[Written instruction]:
Find the string "districts" in the listing and report every line that has it.

[Given entries]:

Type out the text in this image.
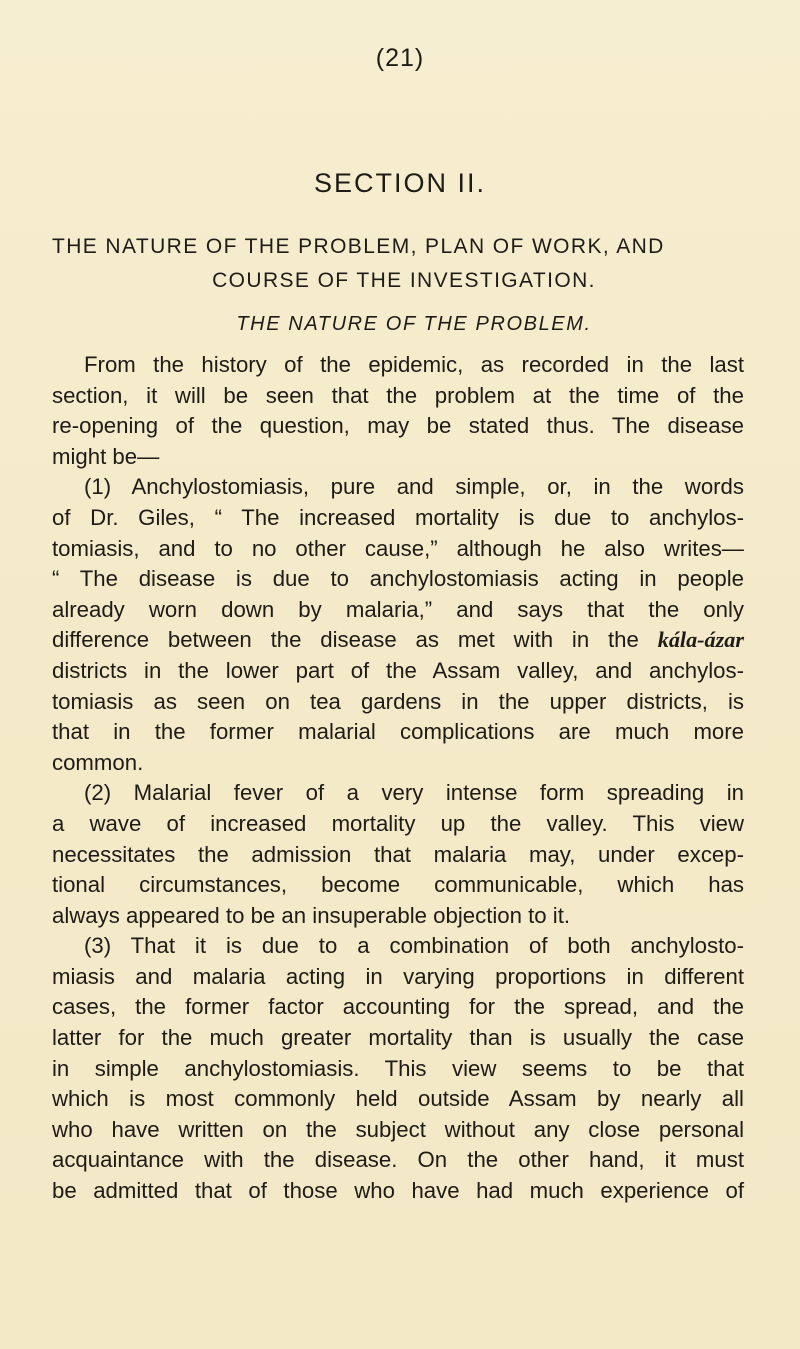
(21)
SECTION II.
THE NATURE OF THE PROBLEM, PLAN OF WORK, AND
COURSE OF THE INVESTIGATION.
THE NATURE OF THE PROBLEM.
From the history of the epidemic, as recorded in the last
section, it will be seen that the problem at the time of the
re-opening of the question, may be stated thus. The disease
might be—
(1) Anchylostomiasis, pure and simple, or, in the words
of Dr. Giles, “ The increased mortality is due to anchylos-
tomiasis, and to no other cause,” although he also writes—
“ The disease is due to anchylostomiasis acting in people
already worn down by malaria,” and says that the only
difference between the disease as met with in the kála-ázar
districts in the lower part of the Assam valley, and anchylos-
tomiasis as seen on tea gardens in the upper districts, is
that in the former malarial complications are much more
common.
(2) Malarial fever of a very intense form spreading in
a wave of increased mortality up the valley. This view
necessitates the admission that malaria may, under excep-
tional circumstances, become communicable, which has
always appeared to be an insuperable objection to it.
(3) That it is due to a combination of both anchylosto-
miasis and malaria acting in varying proportions in different
cases, the former factor accounting for the spread, and the
latter for the much greater mortality than is usually the case
in simple anchylostomiasis. This view seems to be that
which is most commonly held outside Assam by nearly all
who have written on the subject without any close personal
acquaintance with the disease. On the other hand, it must
be admitted that of those who have had much experience of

[The response]:
districts in the lower part of the Assam valley, and anchylos-
tomiasis as seen on tea gardens in the upper districts, is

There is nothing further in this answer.